** YOUR GOAL **
Provide an exact reproduction of every entry.

········

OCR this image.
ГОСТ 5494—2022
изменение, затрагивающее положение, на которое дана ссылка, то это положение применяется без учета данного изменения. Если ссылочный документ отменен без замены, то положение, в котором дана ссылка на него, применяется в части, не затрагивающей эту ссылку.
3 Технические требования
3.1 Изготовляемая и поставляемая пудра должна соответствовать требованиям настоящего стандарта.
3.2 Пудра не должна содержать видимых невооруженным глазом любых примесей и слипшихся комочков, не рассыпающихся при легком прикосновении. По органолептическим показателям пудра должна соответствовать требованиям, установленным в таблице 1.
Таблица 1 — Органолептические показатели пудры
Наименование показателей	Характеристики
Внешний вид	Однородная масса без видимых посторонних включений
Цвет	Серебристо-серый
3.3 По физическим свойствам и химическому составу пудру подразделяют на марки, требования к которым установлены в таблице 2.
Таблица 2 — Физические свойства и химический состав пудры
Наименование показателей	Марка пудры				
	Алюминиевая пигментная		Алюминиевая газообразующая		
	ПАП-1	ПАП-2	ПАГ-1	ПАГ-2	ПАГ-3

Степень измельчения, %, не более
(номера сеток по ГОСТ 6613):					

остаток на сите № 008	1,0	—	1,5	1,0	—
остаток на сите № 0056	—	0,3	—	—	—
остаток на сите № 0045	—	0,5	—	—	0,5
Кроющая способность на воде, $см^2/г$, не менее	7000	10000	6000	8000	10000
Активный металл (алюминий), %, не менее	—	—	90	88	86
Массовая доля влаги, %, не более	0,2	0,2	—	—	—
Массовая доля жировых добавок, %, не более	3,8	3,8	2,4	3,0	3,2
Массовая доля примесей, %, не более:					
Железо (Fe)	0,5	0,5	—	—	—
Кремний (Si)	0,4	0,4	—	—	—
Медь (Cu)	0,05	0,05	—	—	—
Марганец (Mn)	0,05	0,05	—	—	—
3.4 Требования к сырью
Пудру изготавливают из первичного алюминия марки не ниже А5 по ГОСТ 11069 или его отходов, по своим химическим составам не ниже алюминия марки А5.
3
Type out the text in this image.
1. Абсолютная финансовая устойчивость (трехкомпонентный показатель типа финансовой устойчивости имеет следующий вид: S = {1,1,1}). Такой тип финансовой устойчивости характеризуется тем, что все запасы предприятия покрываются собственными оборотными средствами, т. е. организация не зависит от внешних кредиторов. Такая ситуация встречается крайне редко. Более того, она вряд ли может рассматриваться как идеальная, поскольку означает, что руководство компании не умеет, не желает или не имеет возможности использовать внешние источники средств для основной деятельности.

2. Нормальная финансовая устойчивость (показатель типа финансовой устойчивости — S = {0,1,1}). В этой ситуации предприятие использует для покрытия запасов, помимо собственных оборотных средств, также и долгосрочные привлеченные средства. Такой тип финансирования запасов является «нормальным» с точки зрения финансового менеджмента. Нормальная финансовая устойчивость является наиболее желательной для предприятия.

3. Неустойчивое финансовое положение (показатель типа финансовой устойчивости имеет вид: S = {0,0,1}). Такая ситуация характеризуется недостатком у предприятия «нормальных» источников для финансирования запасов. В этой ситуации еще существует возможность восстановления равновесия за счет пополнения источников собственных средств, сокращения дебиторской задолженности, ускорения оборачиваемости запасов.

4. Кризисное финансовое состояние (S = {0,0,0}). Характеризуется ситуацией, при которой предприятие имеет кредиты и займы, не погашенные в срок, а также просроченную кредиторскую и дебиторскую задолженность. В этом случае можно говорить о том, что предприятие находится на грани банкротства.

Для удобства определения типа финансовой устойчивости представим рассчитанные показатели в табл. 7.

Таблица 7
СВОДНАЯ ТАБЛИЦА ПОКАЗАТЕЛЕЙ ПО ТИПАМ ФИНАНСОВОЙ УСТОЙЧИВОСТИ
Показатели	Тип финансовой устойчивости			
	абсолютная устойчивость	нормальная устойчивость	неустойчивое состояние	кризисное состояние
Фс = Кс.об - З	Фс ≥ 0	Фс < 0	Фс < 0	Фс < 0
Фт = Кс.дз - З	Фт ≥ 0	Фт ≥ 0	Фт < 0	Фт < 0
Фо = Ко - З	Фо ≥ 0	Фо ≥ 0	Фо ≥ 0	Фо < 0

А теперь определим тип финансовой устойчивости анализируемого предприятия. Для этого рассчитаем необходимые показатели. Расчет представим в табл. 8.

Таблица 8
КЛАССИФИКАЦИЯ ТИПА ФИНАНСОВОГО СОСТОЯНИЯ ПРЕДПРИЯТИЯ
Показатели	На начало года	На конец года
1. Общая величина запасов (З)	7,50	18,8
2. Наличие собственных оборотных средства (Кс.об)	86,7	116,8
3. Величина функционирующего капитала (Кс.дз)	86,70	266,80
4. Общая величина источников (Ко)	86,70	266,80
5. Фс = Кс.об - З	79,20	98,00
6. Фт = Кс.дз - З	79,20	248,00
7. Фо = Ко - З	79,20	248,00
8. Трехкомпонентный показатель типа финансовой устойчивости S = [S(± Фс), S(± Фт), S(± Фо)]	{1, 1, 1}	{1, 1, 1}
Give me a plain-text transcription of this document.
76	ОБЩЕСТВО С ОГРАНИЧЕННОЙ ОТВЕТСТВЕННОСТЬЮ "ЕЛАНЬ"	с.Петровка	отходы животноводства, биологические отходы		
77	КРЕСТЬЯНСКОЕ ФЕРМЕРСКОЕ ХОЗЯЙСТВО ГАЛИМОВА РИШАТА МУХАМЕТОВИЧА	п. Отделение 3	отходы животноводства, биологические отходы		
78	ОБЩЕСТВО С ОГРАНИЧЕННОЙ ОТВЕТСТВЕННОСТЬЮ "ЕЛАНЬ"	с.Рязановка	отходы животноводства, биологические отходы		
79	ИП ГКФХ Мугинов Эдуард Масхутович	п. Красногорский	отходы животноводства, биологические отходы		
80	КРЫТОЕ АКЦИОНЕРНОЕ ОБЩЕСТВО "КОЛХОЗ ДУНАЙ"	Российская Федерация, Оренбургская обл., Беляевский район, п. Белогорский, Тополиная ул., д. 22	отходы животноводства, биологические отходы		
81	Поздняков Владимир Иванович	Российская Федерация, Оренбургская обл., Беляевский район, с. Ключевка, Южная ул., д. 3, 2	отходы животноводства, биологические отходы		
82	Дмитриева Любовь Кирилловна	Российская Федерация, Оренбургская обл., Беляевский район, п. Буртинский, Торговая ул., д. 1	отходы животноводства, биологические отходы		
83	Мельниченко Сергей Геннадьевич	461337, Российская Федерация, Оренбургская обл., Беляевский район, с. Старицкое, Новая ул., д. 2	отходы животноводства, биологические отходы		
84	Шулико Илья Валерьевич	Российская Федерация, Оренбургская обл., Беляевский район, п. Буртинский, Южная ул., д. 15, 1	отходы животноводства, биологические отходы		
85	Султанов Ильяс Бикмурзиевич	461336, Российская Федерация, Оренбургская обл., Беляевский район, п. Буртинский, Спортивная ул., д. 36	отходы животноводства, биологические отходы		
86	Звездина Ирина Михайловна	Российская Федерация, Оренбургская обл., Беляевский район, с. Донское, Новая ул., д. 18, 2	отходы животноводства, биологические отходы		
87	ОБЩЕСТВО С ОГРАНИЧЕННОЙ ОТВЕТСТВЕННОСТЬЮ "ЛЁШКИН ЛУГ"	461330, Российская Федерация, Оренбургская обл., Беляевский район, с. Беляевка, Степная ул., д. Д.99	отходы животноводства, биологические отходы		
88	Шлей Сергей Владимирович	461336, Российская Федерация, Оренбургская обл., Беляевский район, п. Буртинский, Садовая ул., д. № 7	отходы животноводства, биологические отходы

········

** COMPLETE ANSWER **
OCR this image.
ГОСТ 5494—2022
изменение, затрагивающее положение, на которое дана ссылка, то это положение применяется без учета данного изменения. Если ссылочный документ отменен без замены, то положение, в котором дана ссылка на него, применяется в части, не затрагивающей эту ссылку.
3 Технические требования
3.1 Изготовляемая и поставляемая пудра должна соответствовать требованиям настоящего стандарта.
3.2 Пудра не должна содержать видимых невооруженным глазом любых примесей и слипшихся комочков, не рассыпающихся при легком прикосновении. По органолептическим показателям пудра должна соответствовать требованиям, установленным в таблице 1.
Таблица 1 — Органолептические показатели пудры
Наименование показателей	Характеристики
Внешний вид	Однородная масса без видимых посторонних включений
Цвет	Серебристо-серый
3.3 По физическим свойствам и химическому составу пудру подразделяют на марки, требования к которым установлены в таблице 2.
Таблица 2 — Физические свойства и химический состав пудры
Наименование показателей	Марка пудры				
	Алюминиевая пигментная		Алюминиевая газообразующая		
	ПАП-1	ПАП-2	ПАГ-1	ПАГ-2	ПАГ-3

Степень измельчения, %, не более
(номера сеток по ГОСТ 6613):					

остаток на сите № 008	1,0	—	1,5	1,0	—
остаток на сите № 0056	—	0,3	—	—	—
остаток на сите № 0045	—	0,5	—	—	0,5
Кроющая способность на воде, $см^2/г$, не менее	7000	10000	6000	8000	10000
Активный металл (алюминий), %, не менее	—	—	90	88	86
Массовая доля влаги, %, не более	0,2	0,2	—	—	—
Массовая доля жировых добавок, %, не более	3,8	3,8	2,4	3,0	3,2
Массовая доля примесей, %, не более:					
Железо (Fe)	0,5	0,5	—	—	—
Кремний (Si)	0,4	0,4	—	—	—
Медь (Cu)	0,05	0,05	—	—	—
Марганец (Mn)	0,05	0,05	—	—	—
3.4 Требования к сырью
Пудру изготавливают из первичного алюминия марки не ниже А5 по ГОСТ 11069 или его отходов, по своим химическим составам не ниже алюминия марки А5.
3
Type out the text in this image.
1. Абсолютная финансовая устойчивость (трехкомпонентный показатель типа финансовой устойчивости имеет следующий вид: S = {1,1,1}). Такой тип финансовой устойчивости характеризуется тем, что все запасы предприятия покрываются собственными оборотными средствами, т. е. организация не зависит от внешних кредиторов. Такая ситуация встречается крайне редко. Более того, она вряд ли может рассматриваться как идеальная, поскольку означает, что руководство компании не умеет, не желает или не имеет возможности использовать внешние источники средств для основной деятельности.

2. Нормальная финансовая устойчивость (показатель типа финансовой устойчивости — S = {0,1,1}). В этой ситуации предприятие использует для покрытия запасов, помимо собственных оборотных средств, также и долгосрочные привлеченные средства. Такой тип финансирования запасов является «нормальным» с точки зрения финансового менеджмента. Нормальная финансовая устойчивость является наиболее желательной для предприятия.

3. Неустойчивое финансовое положение (показатель типа финансовой устойчивости имеет вид: S = {0,0,1}). Такая ситуация характеризуется недостатком у предприятия «нормальных» источников для финансирования запасов. В этой ситуации еще существует возможность восстановления равновесия за счет пополнения источников собственных средств, сокращения дебиторской задолженности, ускорения оборачиваемости запасов.

4. Кризисное финансовое состояние (S = {0,0,0}). Характеризуется ситуацией, при которой предприятие имеет кредиты и займы, не погашенные в срок, а также просроченную кредиторскую и дебиторскую задолженность. В этом случае можно говорить о том, что предприятие находится на грани банкротства.

Для удобства определения типа финансовой устойчивости представим рассчитанные показатели в табл. 7.

Таблица 7
СВОДНАЯ ТАБЛИЦА ПОКАЗАТЕЛЕЙ ПО ТИПАМ ФИНАНСОВОЙ УСТОЙЧИВОСТИ
Показатели	Тип финансовой устойчивости			
	абсолютная устойчивость	нормальная устойчивость	неустойчивое состояние	кризисное состояние
Фс = Кс.об - З	Фс ≥ 0	Фс < 0	Фс < 0	Фс < 0
Фт = Кс.дз - З	Фт ≥ 0	Фт ≥ 0	Фт < 0	Фт < 0
Фо = Ко - З	Фо ≥ 0	Фо ≥ 0	Фо ≥ 0	Фо < 0

А теперь определим тип финансовой устойчивости анализируемого предприятия. Для этого рассчитаем необходимые показатели. Расчет представим в табл. 8.

Таблица 8
КЛАССИФИКАЦИЯ ТИПА ФИНАНСОВОГО СОСТОЯНИЯ ПРЕДПРИЯТИЯ
Показатели	На начало года	На конец года
1. Общая величина запасов (З)	7,50	18,8
2. Наличие собственных оборотных средства (Кс.об)	86,7	116,8
3. Величина функционирующего капитала (Кс.дз)	86,70	266,80
4. Общая величина источников (Ко)	86,70	266,80
5. Фс = Кс.об - З	79,20	98,00
6. Фт = Кс.дз - З	79,20	248,00
7. Фо = Ко - З	79,20	248,00
8. Трехкомпонентный показатель типа финансовой устойчивости S = [S(± Фс), S(± Фт), S(± Фо)]	{1, 1, 1}	{1, 1, 1}
Give me a plain-text transcription of this document.
76	ОБЩЕСТВО С ОГРАНИЧЕННОЙ ОТВЕТСТВЕННОСТЬЮ "ЕЛАНЬ"	с.Петровка	отходы животноводства, биологические отходы		
77	КРЕСТЬЯНСКОЕ ФЕРМЕРСКОЕ ХОЗЯЙСТВО ГАЛИМОВА РИШАТА МУХАМЕТОВИЧА	п. Отделение 3	отходы животноводства, биологические отходы		
78	ОБЩЕСТВО С ОГРАНИЧЕННОЙ ОТВЕТСТВЕННОСТЬЮ "ЕЛАНЬ"	с.Рязановка	отходы животноводства, биологические отходы		
79	ИП ГКФХ Мугинов Эдуард Масхутович	п. Красногорский	отходы животноводства, биологические отходы		
80	КРЫТОЕ АКЦИОНЕРНОЕ ОБЩЕСТВО "КОЛХОЗ ДУНАЙ"	Российская Федерация, Оренбургская обл., Беляевский район, п. Белогорский, Тополиная ул., д. 22	отходы животноводства, биологические отходы		
81	Поздняков Владимир Иванович	Российская Федерация, Оренбургская обл., Беляевский район, с. Ключевка, Южная ул., д. 3, 2	отходы животноводства, биологические отходы		
82	Дмитриева Любовь Кирилловна	Российская Федерация, Оренбургская обл., Беляевский район, п. Буртинский, Торговая ул., д. 1	отходы животноводства, биологические отходы		
83	Мельниченко Сергей Геннадьевич	461337, Российская Федерация, Оренбургская обл., Беляевский район, с. Старицкое, Новая ул., д. 2	отходы животноводства, биологические отходы		
84	Шулико Илья Валерьевич	Российская Федерация, Оренбургская обл., Беляевский район, п. Буртинский, Южная ул., д. 15, 1	отходы животноводства, биологические отходы		
85	Султанов Ильяс Бикмурзиевич	461336, Российская Федерация, Оренбургская обл., Беляевский район, п. Буртинский, Спортивная ул., д. 36	отходы животноводства, биологические отходы		
86	Звездина Ирина Михайловна	Российская Федерация, Оренбургская обл., Беляевский район, с. Донское, Новая ул., д. 18, 2	отходы животноводства, биологические отходы		
87	ОБЩЕСТВО С ОГРАНИЧЕННОЙ ОТВЕТСТВЕННОСТЬЮ "ЛЁШКИН ЛУГ"	461330, Российская Федерация, Оренбургская обл., Беляевский район, с. Беляевка, Степная ул., д. Д.99	отходы животноводства, биологические отходы		
88	Шлей Сергей Владимирович	461336, Российская Федерация, Оренбургская обл., Беляевский район, п. Буртинский, Садовая ул., д. № 7	отходы животноводства, биологические отходы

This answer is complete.